## Work to do:
Only the number is wanted: how many lines contain the word "rest"?

----- Data records

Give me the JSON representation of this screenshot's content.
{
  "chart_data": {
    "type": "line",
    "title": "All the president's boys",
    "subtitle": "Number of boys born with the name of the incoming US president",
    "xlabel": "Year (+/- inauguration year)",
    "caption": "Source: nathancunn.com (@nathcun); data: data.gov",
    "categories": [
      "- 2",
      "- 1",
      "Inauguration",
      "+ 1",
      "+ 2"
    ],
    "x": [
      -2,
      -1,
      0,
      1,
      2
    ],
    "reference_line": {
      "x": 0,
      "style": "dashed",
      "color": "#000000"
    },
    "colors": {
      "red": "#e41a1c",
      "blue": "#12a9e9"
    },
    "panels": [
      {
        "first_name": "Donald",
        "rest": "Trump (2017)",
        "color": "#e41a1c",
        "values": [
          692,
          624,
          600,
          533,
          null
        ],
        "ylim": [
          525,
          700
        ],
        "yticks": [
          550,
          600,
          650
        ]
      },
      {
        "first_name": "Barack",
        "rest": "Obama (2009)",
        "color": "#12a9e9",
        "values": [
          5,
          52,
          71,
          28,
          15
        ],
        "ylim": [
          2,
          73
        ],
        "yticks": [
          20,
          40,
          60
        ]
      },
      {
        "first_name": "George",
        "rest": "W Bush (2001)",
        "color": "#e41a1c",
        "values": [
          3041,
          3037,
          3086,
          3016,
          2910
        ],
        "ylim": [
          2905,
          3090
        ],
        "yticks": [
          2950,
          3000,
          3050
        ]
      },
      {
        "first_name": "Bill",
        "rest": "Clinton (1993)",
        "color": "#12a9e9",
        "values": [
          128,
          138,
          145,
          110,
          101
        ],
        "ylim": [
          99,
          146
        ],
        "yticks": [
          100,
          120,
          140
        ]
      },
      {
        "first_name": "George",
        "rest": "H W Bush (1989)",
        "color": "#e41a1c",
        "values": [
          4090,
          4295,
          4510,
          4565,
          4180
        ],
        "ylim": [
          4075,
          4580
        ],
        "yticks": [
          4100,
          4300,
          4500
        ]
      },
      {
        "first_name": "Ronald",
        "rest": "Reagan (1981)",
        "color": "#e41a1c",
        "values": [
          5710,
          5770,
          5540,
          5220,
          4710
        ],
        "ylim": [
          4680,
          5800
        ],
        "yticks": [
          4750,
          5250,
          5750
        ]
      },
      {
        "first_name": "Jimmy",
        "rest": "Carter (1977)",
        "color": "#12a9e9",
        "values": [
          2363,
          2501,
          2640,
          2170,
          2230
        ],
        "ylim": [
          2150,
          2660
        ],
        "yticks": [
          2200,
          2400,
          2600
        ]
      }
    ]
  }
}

----------

## Correct result:
7